### Provided data
>> begin

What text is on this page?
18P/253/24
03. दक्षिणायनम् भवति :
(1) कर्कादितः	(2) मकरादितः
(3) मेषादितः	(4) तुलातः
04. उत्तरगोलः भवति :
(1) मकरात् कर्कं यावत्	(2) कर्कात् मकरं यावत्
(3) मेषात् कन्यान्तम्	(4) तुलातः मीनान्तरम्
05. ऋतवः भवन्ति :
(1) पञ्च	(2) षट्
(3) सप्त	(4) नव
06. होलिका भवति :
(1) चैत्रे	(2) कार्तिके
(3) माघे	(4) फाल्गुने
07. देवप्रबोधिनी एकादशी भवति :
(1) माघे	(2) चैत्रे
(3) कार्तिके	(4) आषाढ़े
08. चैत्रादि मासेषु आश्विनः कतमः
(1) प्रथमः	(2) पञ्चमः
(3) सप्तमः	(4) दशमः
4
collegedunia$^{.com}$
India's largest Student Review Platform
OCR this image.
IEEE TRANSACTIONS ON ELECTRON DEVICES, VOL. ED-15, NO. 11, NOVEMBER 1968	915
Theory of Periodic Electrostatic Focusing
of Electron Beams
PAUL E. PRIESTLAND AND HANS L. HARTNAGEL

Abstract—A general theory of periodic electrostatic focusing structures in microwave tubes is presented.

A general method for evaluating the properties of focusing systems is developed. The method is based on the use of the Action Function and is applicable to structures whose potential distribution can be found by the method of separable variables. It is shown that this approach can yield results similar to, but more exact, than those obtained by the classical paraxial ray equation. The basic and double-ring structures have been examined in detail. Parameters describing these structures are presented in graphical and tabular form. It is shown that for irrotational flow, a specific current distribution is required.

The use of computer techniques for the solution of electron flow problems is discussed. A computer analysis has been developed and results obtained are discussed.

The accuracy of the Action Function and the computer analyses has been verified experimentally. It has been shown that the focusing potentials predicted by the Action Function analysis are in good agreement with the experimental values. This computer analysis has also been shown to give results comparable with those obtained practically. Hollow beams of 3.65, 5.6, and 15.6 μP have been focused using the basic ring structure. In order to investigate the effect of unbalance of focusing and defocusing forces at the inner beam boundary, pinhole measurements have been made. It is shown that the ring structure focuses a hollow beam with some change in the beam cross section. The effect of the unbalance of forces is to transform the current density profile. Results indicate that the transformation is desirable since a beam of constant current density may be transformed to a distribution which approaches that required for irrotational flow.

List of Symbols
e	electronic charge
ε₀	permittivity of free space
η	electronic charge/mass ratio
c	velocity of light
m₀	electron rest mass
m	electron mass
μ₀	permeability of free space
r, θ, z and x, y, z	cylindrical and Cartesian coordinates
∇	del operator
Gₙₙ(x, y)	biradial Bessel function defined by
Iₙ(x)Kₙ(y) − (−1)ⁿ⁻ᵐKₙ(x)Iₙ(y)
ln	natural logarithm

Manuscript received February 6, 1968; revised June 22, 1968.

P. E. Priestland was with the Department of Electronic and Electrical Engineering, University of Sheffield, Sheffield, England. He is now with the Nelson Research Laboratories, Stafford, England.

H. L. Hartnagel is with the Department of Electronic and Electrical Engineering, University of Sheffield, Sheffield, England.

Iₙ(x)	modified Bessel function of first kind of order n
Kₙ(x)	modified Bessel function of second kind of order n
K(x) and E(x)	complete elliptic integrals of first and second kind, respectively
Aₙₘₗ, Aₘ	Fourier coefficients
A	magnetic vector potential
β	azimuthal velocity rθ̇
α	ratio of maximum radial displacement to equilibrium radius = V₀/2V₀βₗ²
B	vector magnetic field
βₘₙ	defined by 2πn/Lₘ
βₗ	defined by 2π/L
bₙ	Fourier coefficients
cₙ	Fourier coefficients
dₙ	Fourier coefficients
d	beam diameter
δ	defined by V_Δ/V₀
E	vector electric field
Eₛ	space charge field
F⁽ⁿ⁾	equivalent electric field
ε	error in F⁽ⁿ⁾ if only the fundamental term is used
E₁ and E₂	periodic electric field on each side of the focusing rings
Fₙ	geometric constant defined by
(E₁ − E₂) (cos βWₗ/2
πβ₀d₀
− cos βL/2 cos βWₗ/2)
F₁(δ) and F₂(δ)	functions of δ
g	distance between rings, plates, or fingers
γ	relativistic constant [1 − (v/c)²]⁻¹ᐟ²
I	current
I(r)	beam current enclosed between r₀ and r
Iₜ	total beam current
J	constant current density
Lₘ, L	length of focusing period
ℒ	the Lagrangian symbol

>> end

### Exercise objective
Repeat all entries. Match them exactly.

### Complete output
What text is on this page?
18P/253/24
03. दक्षिणायनम् भवति :
(1) कर्कादितः	(2) मकरादितः
(3) मेषादितः	(4) तुलातः
04. उत्तरगोलः भवति :
(1) मकरात् कर्कं यावत्	(2) कर्कात् मकरं यावत्
(3) मेषात् कन्यान्तम्	(4) तुलातः मीनान्तरम्
05. ऋतवः भवन्ति :
(1) पञ्च	(2) षट्
(3) सप्त	(4) नव
06. होलिका भवति :
(1) चैत्रे	(2) कार्तिके
(3) माघे	(4) फाल्गुने
07. देवप्रबोधिनी एकादशी भवति :
(1) माघे	(2) चैत्रे
(3) कार्तिके	(4) आषाढ़े
08. चैत्रादि मासेषु आश्विनः कतमः
(1) प्रथमः	(2) पञ्चमः
(3) सप्तमः	(4) दशमः
4
collegedunia$^{.com}$
India's largest Student Review Platform
OCR this image.
IEEE TRANSACTIONS ON ELECTRON DEVICES, VOL. ED-15, NO. 11, NOVEMBER 1968	915
Theory of Periodic Electrostatic Focusing
of Electron Beams
PAUL E. PRIESTLAND AND HANS L. HARTNAGEL

Abstract—A general theory of periodic electrostatic focusing structures in microwave tubes is presented.

A general method for evaluating the properties of focusing systems is developed. The method is based on the use of the Action Function and is applicable to structures whose potential distribution can be found by the method of separable variables. It is shown that this approach can yield results similar to, but more exact, than those obtained by the classical paraxial ray equation. The basic and double-ring structures have been examined in detail. Parameters describing these structures are presented in graphical and tabular form. It is shown that for irrotational flow, a specific current distribution is required.

The use of computer techniques for the solution of electron flow problems is discussed. A computer analysis has been developed and results obtained are discussed.

The accuracy of the Action Function and the computer analyses has been verified experimentally. It has been shown that the focusing potentials predicted by the Action Function analysis are in good agreement with the experimental values. This computer analysis has also been shown to give results comparable with those obtained practically. Hollow beams of 3.65, 5.6, and 15.6 μP have been focused using the basic ring structure. In order to investigate the effect of unbalance of focusing and defocusing forces at the inner beam boundary, pinhole measurements have been made. It is shown that the ring structure focuses a hollow beam with some change in the beam cross section. The effect of the unbalance of forces is to transform the current density profile. Results indicate that the transformation is desirable since a beam of constant current density may be transformed to a distribution which approaches that required for irrotational flow.

List of Symbols
e	electronic charge
ε₀	permittivity of free space
η	electronic charge/mass ratio
c	velocity of light
m₀	electron rest mass
m	electron mass
μ₀	permeability of free space
r, θ, z and x, y, z	cylindrical and Cartesian coordinates
∇	del operator
Gₙₙ(x, y)	biradial Bessel function defined by
Iₙ(x)Kₙ(y) − (−1)ⁿ⁻ᵐKₙ(x)Iₙ(y)
ln	natural logarithm

Manuscript received February 6, 1968; revised June 22, 1968.

P. E. Priestland was with the Department of Electronic and Electrical Engineering, University of Sheffield, Sheffield, England. He is now with the Nelson Research Laboratories, Stafford, England.

H. L. Hartnagel is with the Department of Electronic and Electrical Engineering, University of Sheffield, Sheffield, England.

Iₙ(x)	modified Bessel function of first kind of order n
Kₙ(x)	modified Bessel function of second kind of order n
K(x) and E(x)	complete elliptic integrals of first and second kind, respectively
Aₙₘₗ, Aₘ	Fourier coefficients
A	magnetic vector potential
β	azimuthal velocity rθ̇
α	ratio of maximum radial displacement to equilibrium radius = V₀/2V₀βₗ²
B	vector magnetic field
βₘₙ	defined by 2πn/Lₘ
βₗ	defined by 2π/L
bₙ	Fourier coefficients
cₙ	Fourier coefficients
dₙ	Fourier coefficients
d	beam diameter
δ	defined by V_Δ/V₀
E	vector electric field
Eₛ	space charge field
F⁽ⁿ⁾	equivalent electric field
ε	error in F⁽ⁿ⁾ if only the fundamental term is used
E₁ and E₂	periodic electric field on each side of the focusing rings
Fₙ	geometric constant defined by
(E₁ − E₂) (cos βWₗ/2
πβ₀d₀
− cos βL/2 cos βWₗ/2)
F₁(δ) and F₂(δ)	functions of δ
g	distance between rings, plates, or fingers
γ	relativistic constant [1 − (v/c)²]⁻¹ᐟ²
I	current
I(r)	beam current enclosed between r₀ and r
Iₜ	total beam current
J	constant current density
Lₘ, L	length of focusing period
ℒ	the Lagrangian symbol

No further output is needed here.